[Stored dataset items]
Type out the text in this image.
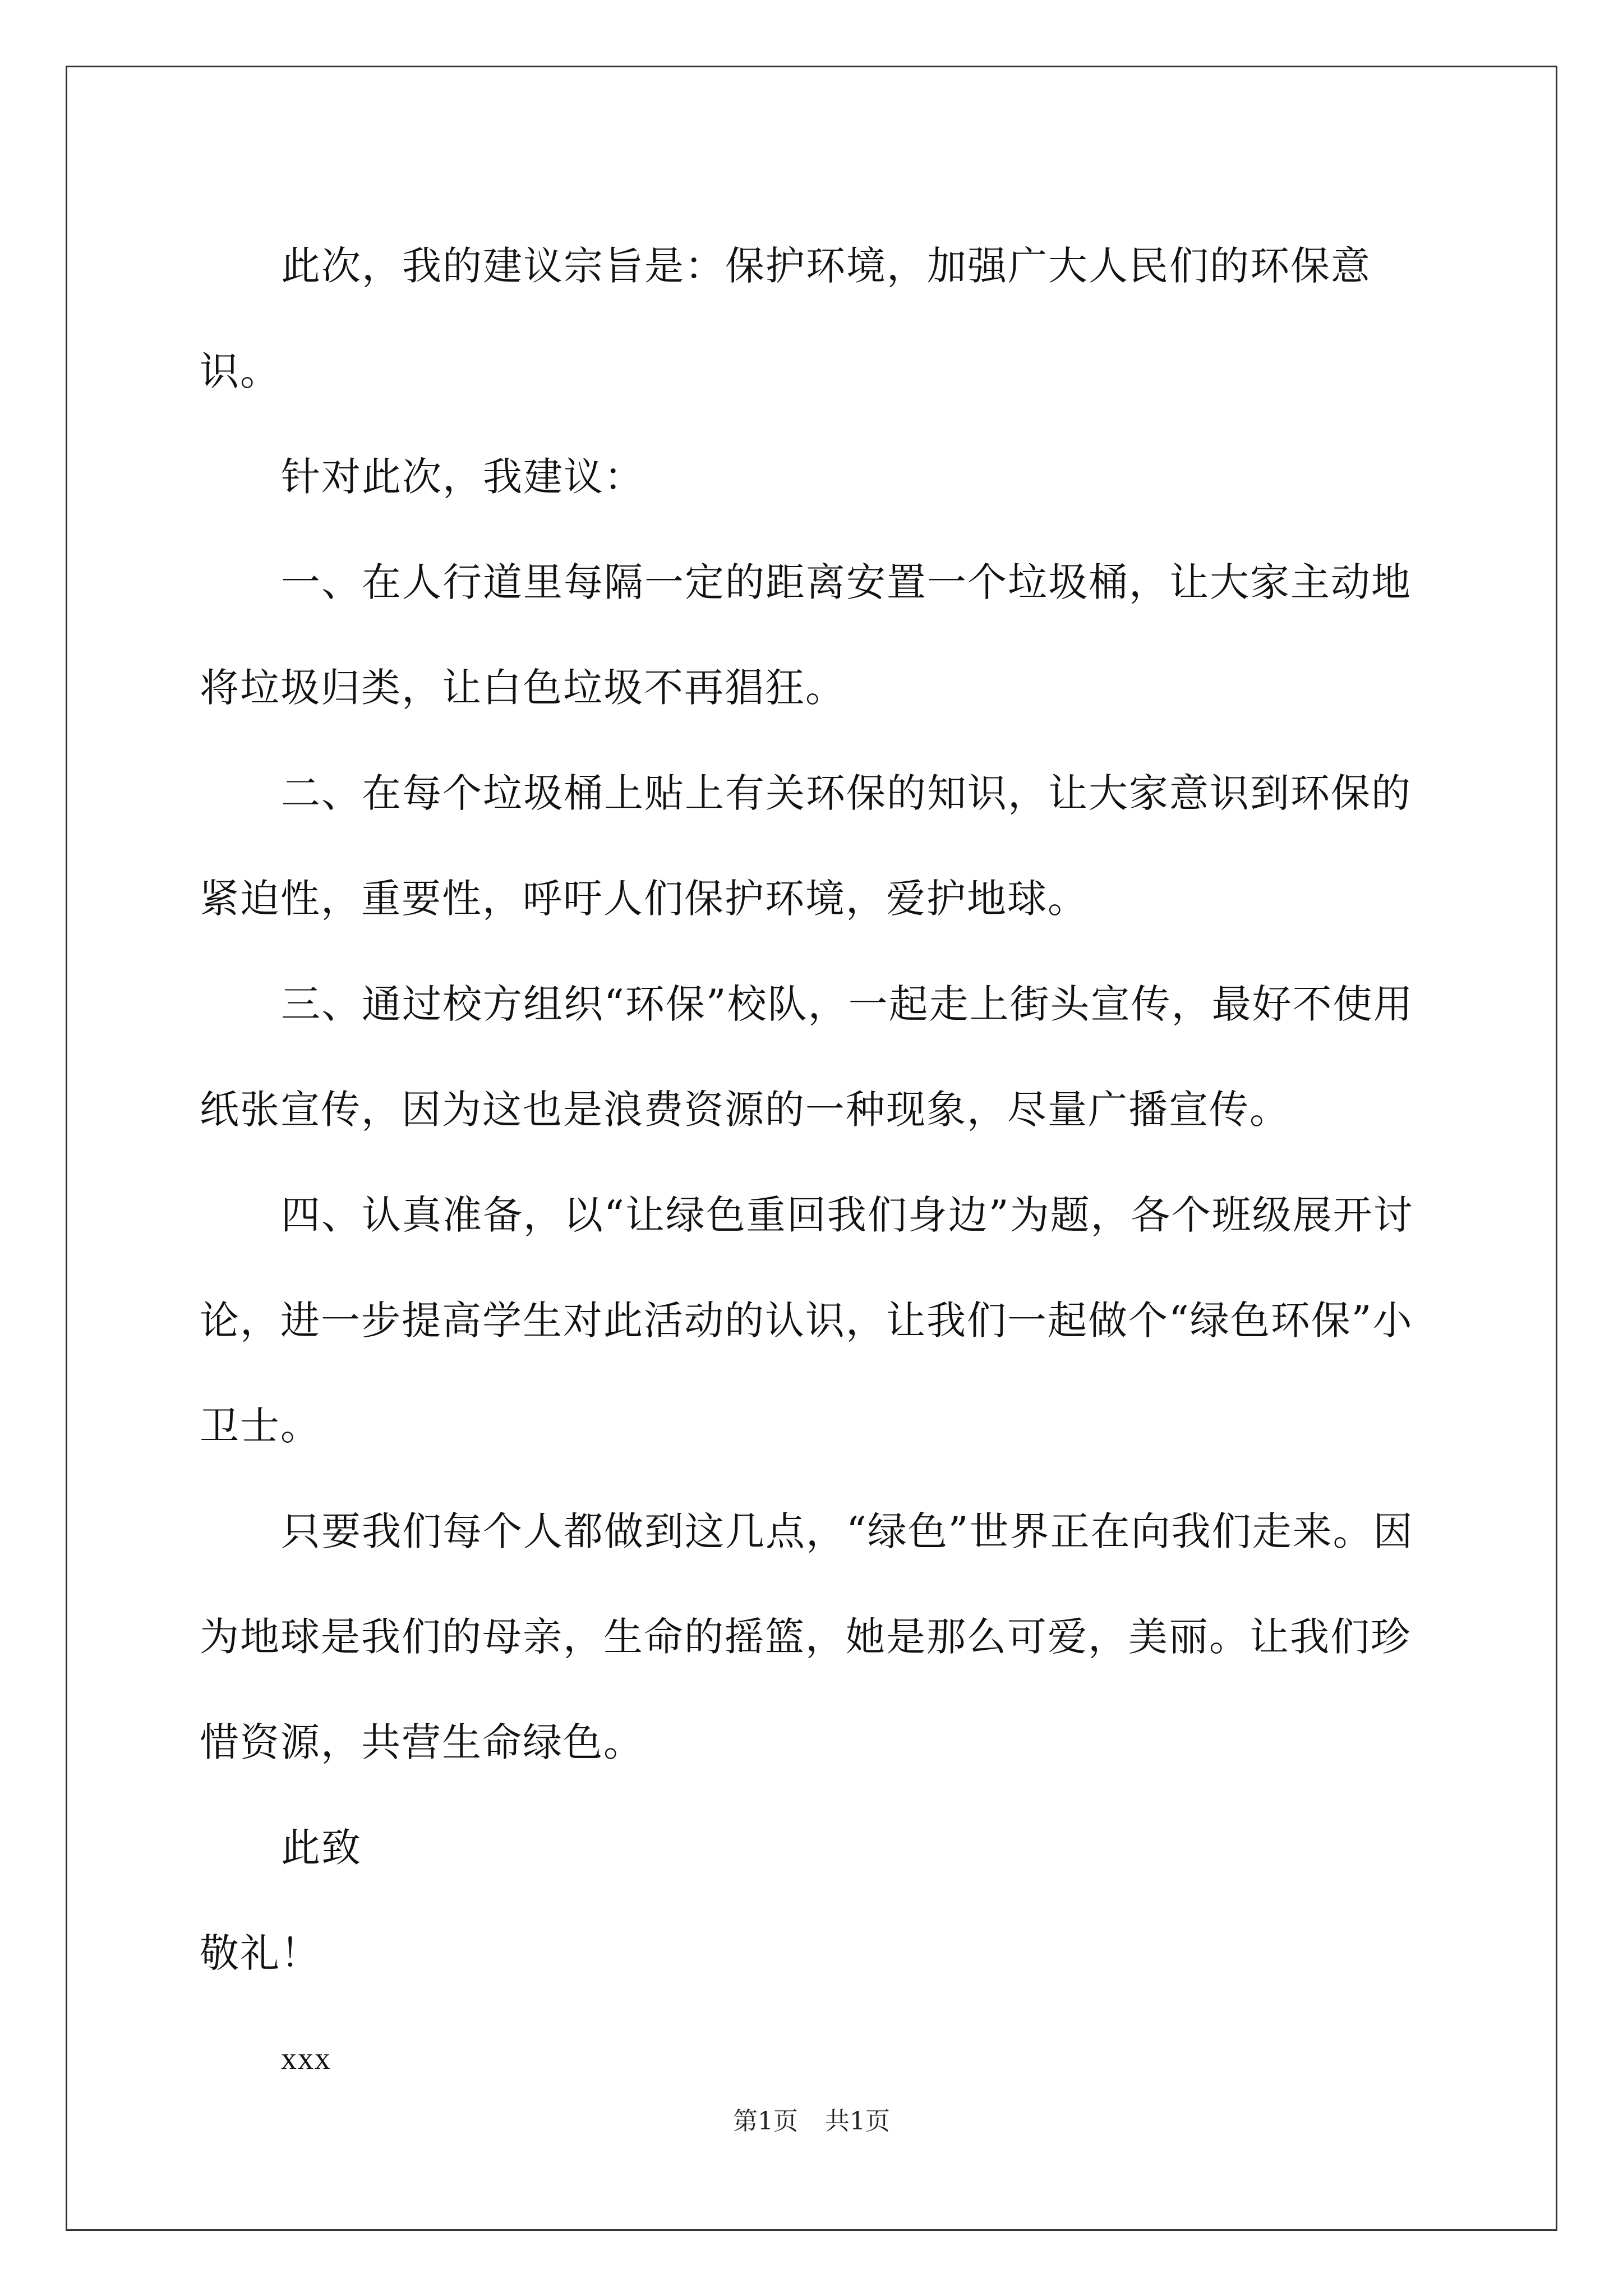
此次，我的建议宗旨是：保护环境，加强广大人民们的环保意识。

针对此次，我建议：

一、在人行道里每隔一定的距离安置一个垃圾桶，让大家主动地将垃圾归类，让白色垃圾不再猖狂。

二、在每个垃圾桶上贴上有关环保的知识，让大家意识到环保的紧迫性，重要性，呼吁人们保护环境，爱护地球。

三、通过校方组织“环保”校队，一起走上街头宣传，最好不使用纸张宣传，因为这也是浪费资源的一种现象，尽量广播宣传。

四、认真准备，以“让绿色重回我们身边”为题，各个班级展开讨论，进一步提高学生对此活动的认识，让我们一起做个“绿色环保”小卫士。

只要我们每个人都做到这几点，“绿色”世界正在向我们走来。因为地球是我们的母亲，生命的摇篮，她是那么可爱，美丽。让我们珍惜资源，共营生命绿色。

此致

敬礼！

xxx

第1页 共1页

| Challenge |
All of the records need repeating exactly, except for the pictures.

| Task result |
Type out the text in this image.
此次，我的建议宗旨是：保护环境，加强广大人民们的环保意识。

针对此次，我建议：

一、在人行道里每隔一定的距离安置一个垃圾桶，让大家主动地将垃圾归类，让白色垃圾不再猖狂。

二、在每个垃圾桶上贴上有关环保的知识，让大家意识到环保的紧迫性，重要性，呼吁人们保护环境，爱护地球。

三、通过校方组织“环保”校队，一起走上街头宣传，最好不使用纸张宣传，因为这也是浪费资源的一种现象，尽量广播宣传。

四、认真准备，以“让绿色重回我们身边”为题，各个班级展开讨论，进一步提高学生对此活动的认识，让我们一起做个“绿色环保”小卫士。

只要我们每个人都做到这几点，“绿色”世界正在向我们走来。因为地球是我们的母亲，生命的摇篮，她是那么可爱，美丽。让我们珍惜资源，共营生命绿色。

此致

敬礼！

xxx

第1页 共1页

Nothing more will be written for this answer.